* _EXERCISE DETAILS_
Write out the entries again exactly as they are given.

================================

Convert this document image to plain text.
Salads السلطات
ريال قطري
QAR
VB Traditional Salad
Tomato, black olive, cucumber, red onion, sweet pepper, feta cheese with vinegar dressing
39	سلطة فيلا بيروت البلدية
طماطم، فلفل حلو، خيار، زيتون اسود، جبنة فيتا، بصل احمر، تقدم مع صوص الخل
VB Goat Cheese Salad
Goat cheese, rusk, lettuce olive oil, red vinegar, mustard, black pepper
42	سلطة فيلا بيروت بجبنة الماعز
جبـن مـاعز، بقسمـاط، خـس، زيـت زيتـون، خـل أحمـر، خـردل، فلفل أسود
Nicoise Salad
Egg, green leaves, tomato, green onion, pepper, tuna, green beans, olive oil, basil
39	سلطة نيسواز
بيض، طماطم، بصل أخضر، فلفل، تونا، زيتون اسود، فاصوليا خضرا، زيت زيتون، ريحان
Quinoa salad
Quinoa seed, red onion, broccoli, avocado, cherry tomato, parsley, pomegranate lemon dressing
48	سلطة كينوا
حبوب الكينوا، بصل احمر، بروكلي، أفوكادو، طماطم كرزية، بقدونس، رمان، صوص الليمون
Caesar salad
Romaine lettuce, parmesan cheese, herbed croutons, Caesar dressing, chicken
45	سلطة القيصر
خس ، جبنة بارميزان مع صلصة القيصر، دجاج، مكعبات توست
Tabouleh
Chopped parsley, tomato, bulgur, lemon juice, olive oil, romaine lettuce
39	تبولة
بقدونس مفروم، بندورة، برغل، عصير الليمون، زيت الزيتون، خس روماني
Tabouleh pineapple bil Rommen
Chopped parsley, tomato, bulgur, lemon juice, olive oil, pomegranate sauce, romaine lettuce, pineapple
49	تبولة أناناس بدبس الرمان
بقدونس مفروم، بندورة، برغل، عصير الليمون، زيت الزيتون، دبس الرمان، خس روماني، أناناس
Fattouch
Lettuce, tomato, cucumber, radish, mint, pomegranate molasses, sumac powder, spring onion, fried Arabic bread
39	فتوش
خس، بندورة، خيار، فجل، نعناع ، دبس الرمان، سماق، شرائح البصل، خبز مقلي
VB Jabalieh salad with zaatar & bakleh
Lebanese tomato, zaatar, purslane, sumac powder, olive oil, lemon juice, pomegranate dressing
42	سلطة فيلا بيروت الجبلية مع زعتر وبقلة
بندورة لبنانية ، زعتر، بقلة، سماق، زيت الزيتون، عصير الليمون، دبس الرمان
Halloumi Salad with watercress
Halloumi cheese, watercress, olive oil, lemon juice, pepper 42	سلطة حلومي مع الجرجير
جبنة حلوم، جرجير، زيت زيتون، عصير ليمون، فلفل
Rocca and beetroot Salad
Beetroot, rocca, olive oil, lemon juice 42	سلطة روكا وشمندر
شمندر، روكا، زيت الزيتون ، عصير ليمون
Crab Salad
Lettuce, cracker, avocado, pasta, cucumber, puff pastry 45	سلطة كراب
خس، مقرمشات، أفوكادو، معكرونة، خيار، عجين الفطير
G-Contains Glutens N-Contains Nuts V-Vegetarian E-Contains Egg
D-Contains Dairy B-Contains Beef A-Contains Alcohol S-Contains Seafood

================================

* _THE RESULT_
Convert this document image to plain text.
Salads السلطات
ريال قطري
QAR
VB Traditional Salad
Tomato, black olive, cucumber, red onion, sweet pepper, feta cheese with vinegar dressing
39	سلطة فيلا بيروت البلدية
طماطم، فلفل حلو، خيار، زيتون اسود، جبنة فيتا، بصل احمر، تقدم مع صوص الخل
VB Goat Cheese Salad
Goat cheese, rusk, lettuce olive oil, red vinegar, mustard, black pepper
42	سلطة فيلا بيروت بجبنة الماعز
جبـن مـاعز، بقسمـاط، خـس، زيـت زيتـون، خـل أحمـر، خـردل، فلفل أسود
Nicoise Salad
Egg, green leaves, tomato, green onion, pepper, tuna, green beans, olive oil, basil
39	سلطة نيسواز
بيض، طماطم، بصل أخضر، فلفل، تونا، زيتون اسود، فاصوليا خضرا، زيت زيتون، ريحان
Quinoa salad
Quinoa seed, red onion, broccoli, avocado, cherry tomato, parsley, pomegranate lemon dressing
48	سلطة كينوا
حبوب الكينوا، بصل احمر، بروكلي، أفوكادو، طماطم كرزية، بقدونس، رمان، صوص الليمون
Caesar salad
Romaine lettuce, parmesan cheese, herbed croutons, Caesar dressing, chicken
45	سلطة القيصر
خس ، جبنة بارميزان مع صلصة القيصر، دجاج، مكعبات توست
Tabouleh
Chopped parsley, tomato, bulgur, lemon juice, olive oil, romaine lettuce
39	تبولة
بقدونس مفروم، بندورة، برغل، عصير الليمون، زيت الزيتون، خس روماني
Tabouleh pineapple bil Rommen
Chopped parsley, tomato, bulgur, lemon juice, olive oil, pomegranate sauce, romaine lettuce, pineapple
49	تبولة أناناس بدبس الرمان
بقدونس مفروم، بندورة، برغل، عصير الليمون، زيت الزيتون، دبس الرمان، خس روماني، أناناس
Fattouch
Lettuce, tomato, cucumber, radish, mint, pomegranate molasses, sumac powder, spring onion, fried Arabic bread
39	فتوش
خس، بندورة، خيار، فجل، نعناع ، دبس الرمان، سماق، شرائح البصل، خبز مقلي
VB Jabalieh salad with zaatar & bakleh
Lebanese tomato, zaatar, purslane, sumac powder, olive oil, lemon juice, pomegranate dressing
42	سلطة فيلا بيروت الجبلية مع زعتر وبقلة
بندورة لبنانية ، زعتر، بقلة، سماق، زيت الزيتون، عصير الليمون، دبس الرمان
Halloumi Salad with watercress
Halloumi cheese, watercress, olive oil, lemon juice, pepper 42	سلطة حلومي مع الجرجير
جبنة حلوم، جرجير، زيت زيتون، عصير ليمون، فلفل
Rocca and beetroot Salad
Beetroot, rocca, olive oil, lemon juice 42	سلطة روكا وشمندر
شمندر، روكا، زيت الزيتون ، عصير ليمون
Crab Salad
Lettuce, cracker, avocado, pasta, cucumber, puff pastry 45	سلطة كراب
خس، مقرمشات، أفوكادو، معكرونة، خيار، عجين الفطير
G-Contains Glutens N-Contains Nuts V-Vegetarian E-Contains Egg
D-Contains Dairy B-Contains Beef A-Contains Alcohol S-Contains Seafood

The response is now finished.